→ **Listed entries**:

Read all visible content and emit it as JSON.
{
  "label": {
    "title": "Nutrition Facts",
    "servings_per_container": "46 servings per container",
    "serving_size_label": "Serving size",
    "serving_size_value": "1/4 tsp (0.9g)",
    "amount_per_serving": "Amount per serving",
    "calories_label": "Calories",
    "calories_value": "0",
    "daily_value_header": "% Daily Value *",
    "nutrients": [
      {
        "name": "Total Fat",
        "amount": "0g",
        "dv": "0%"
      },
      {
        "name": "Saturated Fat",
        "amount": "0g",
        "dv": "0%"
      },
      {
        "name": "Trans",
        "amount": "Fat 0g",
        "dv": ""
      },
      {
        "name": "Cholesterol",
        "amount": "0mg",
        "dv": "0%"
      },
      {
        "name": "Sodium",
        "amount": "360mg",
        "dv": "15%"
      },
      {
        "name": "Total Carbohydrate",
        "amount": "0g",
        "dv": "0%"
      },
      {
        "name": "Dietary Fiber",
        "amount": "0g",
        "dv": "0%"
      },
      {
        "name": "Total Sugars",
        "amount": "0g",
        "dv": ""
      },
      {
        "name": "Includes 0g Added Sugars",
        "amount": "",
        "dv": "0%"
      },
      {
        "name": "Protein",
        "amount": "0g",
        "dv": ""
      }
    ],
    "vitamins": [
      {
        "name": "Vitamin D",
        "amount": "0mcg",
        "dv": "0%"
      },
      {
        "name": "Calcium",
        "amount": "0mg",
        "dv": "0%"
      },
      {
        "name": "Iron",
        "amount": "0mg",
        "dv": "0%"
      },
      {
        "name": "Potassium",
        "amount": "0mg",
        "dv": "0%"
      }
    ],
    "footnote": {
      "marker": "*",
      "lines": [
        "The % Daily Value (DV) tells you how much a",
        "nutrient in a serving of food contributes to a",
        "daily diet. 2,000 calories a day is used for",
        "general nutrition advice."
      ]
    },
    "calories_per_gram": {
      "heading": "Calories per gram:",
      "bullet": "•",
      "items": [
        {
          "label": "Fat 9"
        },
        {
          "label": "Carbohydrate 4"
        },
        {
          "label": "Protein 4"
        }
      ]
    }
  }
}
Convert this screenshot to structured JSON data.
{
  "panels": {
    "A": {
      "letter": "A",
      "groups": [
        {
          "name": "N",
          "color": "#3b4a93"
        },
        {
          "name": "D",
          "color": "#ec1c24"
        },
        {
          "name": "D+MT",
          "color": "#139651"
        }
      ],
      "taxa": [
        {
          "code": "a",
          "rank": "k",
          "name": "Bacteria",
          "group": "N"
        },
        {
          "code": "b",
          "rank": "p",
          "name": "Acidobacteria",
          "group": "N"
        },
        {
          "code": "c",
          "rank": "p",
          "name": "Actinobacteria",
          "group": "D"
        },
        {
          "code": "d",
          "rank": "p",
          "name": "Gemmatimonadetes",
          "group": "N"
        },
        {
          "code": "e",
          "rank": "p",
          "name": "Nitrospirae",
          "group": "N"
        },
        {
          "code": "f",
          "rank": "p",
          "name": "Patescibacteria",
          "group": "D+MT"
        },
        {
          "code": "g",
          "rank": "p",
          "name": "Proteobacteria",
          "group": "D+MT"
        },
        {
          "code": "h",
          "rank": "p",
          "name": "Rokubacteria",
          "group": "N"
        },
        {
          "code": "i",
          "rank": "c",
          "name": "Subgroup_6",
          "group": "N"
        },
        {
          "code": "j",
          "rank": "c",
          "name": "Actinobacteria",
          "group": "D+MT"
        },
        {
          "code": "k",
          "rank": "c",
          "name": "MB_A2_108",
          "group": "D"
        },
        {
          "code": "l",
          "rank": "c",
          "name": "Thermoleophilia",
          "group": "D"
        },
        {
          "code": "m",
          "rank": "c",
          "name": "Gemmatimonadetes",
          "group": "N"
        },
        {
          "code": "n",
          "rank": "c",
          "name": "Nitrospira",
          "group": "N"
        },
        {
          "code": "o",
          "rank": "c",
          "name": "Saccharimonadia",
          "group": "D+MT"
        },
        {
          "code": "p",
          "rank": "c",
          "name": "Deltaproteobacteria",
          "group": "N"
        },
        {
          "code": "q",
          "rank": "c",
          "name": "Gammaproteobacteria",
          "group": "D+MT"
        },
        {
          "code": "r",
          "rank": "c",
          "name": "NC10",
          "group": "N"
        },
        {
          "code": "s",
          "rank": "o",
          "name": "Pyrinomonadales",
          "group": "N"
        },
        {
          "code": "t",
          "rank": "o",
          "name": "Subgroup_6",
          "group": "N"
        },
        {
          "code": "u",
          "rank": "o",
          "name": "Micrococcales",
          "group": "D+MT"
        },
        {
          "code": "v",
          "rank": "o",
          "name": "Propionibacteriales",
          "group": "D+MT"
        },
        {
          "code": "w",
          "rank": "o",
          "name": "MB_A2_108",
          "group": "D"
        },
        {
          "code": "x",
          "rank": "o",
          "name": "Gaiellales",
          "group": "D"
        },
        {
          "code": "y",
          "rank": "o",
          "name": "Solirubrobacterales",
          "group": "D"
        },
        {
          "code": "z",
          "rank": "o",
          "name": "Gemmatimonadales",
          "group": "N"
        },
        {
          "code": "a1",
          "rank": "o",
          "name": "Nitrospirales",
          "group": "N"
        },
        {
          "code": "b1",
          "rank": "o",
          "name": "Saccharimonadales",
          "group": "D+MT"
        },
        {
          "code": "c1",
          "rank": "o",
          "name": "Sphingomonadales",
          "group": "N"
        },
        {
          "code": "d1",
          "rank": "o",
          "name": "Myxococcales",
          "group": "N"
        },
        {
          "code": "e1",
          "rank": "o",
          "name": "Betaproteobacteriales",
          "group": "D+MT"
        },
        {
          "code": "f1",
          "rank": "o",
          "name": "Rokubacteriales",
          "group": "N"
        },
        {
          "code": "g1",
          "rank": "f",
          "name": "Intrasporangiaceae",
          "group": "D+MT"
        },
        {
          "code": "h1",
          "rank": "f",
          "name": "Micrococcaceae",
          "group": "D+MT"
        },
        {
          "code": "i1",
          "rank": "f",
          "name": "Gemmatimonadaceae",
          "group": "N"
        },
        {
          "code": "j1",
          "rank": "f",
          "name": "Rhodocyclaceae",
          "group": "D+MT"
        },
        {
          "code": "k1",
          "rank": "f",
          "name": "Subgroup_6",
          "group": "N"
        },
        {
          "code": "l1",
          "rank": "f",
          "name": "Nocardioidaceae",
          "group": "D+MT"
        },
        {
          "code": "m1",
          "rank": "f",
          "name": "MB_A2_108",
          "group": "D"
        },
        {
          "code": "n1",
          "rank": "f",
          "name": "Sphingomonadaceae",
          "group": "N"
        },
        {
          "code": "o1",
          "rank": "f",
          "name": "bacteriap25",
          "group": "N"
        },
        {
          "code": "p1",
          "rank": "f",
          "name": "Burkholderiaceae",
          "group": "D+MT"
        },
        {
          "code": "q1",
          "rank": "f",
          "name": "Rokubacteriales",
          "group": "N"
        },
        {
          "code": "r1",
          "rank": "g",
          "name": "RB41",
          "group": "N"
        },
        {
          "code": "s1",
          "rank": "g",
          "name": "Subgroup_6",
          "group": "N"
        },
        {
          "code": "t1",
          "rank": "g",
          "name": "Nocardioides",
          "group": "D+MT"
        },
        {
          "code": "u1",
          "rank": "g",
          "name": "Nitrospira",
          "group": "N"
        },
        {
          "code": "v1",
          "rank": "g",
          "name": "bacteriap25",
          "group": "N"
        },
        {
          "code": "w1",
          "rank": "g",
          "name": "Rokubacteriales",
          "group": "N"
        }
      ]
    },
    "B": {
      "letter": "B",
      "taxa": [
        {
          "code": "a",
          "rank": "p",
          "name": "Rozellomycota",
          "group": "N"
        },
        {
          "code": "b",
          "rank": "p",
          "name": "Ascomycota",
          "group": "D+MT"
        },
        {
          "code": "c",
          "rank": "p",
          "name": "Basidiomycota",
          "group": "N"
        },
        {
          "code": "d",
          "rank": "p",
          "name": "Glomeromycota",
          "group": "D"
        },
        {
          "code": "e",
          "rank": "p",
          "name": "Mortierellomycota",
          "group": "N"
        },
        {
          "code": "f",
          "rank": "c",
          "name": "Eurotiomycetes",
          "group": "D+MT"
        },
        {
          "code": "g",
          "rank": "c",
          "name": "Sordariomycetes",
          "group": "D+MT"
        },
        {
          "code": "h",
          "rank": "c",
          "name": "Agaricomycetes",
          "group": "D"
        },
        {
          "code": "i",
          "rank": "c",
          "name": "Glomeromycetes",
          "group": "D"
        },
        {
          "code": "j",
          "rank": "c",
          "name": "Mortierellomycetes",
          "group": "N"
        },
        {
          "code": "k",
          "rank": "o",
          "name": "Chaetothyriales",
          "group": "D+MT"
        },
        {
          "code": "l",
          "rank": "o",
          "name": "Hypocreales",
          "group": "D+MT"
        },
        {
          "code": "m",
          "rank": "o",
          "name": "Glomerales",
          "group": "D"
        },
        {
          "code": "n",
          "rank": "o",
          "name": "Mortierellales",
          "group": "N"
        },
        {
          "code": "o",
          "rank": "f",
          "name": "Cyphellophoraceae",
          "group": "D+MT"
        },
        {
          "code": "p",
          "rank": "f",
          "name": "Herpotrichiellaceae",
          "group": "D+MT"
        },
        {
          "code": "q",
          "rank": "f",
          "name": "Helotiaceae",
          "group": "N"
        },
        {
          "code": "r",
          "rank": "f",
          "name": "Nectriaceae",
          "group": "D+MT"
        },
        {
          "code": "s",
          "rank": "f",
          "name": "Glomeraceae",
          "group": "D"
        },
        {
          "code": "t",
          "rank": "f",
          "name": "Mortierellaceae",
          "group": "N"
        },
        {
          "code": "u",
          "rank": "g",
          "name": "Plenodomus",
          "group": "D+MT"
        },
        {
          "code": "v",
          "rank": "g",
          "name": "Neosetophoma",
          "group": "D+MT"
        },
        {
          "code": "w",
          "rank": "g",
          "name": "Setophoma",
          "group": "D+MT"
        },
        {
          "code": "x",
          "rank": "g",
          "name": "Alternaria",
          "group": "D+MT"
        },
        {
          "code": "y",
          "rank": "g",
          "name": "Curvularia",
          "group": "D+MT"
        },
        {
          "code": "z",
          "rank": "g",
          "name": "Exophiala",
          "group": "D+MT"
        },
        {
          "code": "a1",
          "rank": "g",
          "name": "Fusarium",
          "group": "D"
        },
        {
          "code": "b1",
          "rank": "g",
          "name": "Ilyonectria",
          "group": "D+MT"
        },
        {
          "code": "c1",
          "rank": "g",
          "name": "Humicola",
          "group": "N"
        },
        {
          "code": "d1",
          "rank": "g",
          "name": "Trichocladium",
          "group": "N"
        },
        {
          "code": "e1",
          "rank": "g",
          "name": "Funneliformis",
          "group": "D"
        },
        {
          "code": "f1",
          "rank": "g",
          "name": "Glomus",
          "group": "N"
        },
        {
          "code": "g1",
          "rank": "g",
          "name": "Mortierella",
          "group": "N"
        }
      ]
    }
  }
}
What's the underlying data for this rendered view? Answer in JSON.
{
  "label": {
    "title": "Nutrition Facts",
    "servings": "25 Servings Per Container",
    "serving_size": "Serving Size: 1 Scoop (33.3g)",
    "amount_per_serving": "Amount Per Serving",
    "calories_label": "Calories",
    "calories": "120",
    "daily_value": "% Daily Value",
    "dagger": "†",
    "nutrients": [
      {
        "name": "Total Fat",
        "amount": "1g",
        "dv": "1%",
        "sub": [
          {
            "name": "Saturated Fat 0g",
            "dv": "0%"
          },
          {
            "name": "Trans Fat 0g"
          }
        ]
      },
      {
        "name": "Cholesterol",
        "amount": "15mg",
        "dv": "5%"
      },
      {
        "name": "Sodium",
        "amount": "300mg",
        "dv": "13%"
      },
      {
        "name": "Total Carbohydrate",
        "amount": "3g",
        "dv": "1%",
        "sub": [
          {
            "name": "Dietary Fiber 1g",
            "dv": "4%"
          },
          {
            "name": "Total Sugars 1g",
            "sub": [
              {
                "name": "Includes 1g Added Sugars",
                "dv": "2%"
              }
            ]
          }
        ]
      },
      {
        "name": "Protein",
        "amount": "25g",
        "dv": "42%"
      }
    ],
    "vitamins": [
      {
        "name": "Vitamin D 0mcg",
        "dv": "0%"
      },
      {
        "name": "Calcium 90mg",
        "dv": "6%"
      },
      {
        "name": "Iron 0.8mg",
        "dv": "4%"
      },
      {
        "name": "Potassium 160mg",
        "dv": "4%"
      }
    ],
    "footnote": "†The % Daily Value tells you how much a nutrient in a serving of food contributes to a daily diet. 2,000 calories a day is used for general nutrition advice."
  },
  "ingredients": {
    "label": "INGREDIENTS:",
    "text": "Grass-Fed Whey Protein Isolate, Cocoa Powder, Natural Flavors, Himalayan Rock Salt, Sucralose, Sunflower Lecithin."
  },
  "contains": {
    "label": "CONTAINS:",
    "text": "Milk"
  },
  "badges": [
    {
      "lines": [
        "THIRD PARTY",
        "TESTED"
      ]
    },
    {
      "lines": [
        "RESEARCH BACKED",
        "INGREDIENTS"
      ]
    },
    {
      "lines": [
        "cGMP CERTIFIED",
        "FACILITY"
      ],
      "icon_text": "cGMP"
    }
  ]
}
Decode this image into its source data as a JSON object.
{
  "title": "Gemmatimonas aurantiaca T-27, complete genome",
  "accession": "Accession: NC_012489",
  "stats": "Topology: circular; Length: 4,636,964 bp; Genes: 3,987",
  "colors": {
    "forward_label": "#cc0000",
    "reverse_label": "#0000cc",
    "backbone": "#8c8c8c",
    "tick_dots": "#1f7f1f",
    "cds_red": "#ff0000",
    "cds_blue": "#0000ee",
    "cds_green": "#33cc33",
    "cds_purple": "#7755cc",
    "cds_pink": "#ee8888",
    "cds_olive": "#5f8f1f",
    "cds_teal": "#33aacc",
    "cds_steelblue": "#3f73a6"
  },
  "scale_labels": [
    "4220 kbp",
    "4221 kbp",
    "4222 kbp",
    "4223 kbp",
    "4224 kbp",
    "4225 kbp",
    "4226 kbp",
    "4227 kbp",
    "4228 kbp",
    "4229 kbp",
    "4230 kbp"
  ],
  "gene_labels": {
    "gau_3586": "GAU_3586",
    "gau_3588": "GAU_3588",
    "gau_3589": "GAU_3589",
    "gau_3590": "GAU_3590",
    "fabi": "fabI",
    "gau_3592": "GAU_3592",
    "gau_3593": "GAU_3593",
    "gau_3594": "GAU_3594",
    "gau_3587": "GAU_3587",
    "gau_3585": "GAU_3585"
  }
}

→ **Action item**: Look through the entries above. Copy each line in which the string "data" occurs.

→ **Result of this exercise**:
Convert this screenshot to structured JSON data.
What's the underlying data for this rendered view? Answer in JSON.
Decode this image into its source data as a JSON object.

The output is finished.